begin Input rows
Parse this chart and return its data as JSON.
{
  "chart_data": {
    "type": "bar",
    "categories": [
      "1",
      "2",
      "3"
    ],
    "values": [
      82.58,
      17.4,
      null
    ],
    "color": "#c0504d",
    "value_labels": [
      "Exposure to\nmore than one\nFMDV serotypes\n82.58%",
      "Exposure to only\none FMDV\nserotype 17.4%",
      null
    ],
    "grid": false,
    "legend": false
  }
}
end Input rows
# What you are asked to do:
Set down each entry again, unchanged.

# Solution to the problem:
Parse this chart and return its data as JSON.
{
  "chart_data": {
    "type": "bar",
    "categories": [
      "1",
      "2",
      "3"
    ],
    "values": [
      82.58,
      17.4,
      null
    ],
    "color": "#c0504d",
    "value_labels": [
      "Exposure to\nmore than one\nFMDV serotypes\n82.58%",
      "Exposure to only\none FMDV\nserotype 17.4%",
      null
    ],
    "grid": false,
    "legend": false
  }
}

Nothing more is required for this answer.